In general, this is another superstition of a biased deceiver, which I didn't read it before rightly.
@all
It seems they have found a R1aZ-93 sample in Glavanesti Vechi ( Eastern Romania) dated from 3500-3000 BC
old europe said...
"It seems they have found a R1aZ-93 sample in Glavanesti Vechi ( Eastern Romania)"
Archaeologists write that Glăvăneşti Vechi does not belong to Usatovo time. It has Babino burials.
https://i.ibb.co/2vzxgR4/image.png
@old europe
“It seems they have found a R1aZ-93 sample in Glavanesti Vechi ( Eastern Romania) dated from 3500-3000 BC”
Who has found R1aZ-93? Could you give us the link?
I think it is time to discuss at least two ways of moving the steppe peoples to Europe. The first route is the Poz81 population route (R1a-CTS4385), which does not have a CT. And the second route through CT, confirmed by samples from the work :
Gene flow from individuals of the steppe into the Cucuteni-Trypillia associated populations indicates long-standing contacts and gradual admixture. R1b-L51 must have followed This route, given the striking similarity of their autosomes to the BBC. It remains only to find the route of the R1a-Z645.

DATASET EXCERPTS:
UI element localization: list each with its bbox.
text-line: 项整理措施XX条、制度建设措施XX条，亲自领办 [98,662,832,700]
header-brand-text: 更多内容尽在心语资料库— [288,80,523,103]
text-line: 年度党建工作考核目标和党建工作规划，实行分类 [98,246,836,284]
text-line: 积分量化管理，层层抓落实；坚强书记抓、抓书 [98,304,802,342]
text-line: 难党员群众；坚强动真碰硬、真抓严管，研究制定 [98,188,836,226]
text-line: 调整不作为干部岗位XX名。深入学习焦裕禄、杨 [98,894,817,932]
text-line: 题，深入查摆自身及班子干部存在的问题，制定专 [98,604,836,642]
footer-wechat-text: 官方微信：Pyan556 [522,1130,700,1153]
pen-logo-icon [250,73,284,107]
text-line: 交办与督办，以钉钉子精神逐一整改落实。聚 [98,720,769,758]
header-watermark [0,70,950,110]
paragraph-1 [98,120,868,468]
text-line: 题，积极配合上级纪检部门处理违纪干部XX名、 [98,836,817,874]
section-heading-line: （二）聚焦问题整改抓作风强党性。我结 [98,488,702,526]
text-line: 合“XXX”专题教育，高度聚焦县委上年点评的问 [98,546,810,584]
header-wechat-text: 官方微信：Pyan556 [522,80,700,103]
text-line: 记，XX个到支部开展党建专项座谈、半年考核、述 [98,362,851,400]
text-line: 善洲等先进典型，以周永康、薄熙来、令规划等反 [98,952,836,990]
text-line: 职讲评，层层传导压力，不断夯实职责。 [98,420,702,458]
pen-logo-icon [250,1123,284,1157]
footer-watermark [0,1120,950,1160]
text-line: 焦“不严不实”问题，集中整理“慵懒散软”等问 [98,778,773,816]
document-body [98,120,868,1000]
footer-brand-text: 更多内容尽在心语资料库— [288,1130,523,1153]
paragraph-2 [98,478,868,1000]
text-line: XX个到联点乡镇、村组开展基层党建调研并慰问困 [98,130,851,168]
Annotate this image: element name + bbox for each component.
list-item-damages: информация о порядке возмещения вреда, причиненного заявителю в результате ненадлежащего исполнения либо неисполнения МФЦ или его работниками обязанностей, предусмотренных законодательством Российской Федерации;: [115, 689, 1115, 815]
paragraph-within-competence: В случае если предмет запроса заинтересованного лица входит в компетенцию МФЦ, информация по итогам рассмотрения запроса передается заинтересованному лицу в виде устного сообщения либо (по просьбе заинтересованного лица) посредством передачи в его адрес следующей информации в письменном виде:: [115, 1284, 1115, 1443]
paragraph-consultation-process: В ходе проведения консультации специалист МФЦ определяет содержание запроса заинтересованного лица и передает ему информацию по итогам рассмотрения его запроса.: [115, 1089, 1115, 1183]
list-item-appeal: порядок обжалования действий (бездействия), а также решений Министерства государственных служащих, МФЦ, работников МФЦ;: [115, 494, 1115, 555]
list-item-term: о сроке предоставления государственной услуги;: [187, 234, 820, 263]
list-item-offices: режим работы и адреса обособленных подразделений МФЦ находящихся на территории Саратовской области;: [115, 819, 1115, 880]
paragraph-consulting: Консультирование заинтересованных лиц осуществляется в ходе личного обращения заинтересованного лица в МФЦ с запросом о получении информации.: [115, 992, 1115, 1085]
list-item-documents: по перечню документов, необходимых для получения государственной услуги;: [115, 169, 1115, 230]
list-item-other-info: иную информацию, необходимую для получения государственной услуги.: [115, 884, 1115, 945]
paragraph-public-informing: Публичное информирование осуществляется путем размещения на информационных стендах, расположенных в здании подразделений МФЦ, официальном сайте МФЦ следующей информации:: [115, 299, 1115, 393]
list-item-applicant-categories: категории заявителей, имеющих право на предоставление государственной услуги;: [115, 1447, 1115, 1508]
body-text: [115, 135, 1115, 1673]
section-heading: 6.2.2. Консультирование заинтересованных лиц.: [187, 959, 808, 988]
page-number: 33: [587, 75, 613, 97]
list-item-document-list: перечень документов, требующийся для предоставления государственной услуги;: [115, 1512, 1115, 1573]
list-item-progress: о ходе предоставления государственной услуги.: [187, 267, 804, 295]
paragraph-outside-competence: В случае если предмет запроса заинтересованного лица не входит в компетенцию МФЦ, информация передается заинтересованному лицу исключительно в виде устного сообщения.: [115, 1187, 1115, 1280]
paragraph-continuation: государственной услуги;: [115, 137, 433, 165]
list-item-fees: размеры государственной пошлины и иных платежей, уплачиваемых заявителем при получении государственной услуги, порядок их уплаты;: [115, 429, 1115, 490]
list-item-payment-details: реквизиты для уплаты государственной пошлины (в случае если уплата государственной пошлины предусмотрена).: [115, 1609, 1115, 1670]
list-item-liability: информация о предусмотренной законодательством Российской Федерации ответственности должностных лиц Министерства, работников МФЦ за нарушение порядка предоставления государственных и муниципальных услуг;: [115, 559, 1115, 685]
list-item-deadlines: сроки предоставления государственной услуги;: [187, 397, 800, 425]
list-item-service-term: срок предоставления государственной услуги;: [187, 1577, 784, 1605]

TRY IT:
In the comment thread, what do archaeologists write about Glăvăneşti Vechi? This exercise does not use the listing.

WRITTEN ANSWER:
It does not belong to Usatovo time and has Babino burials.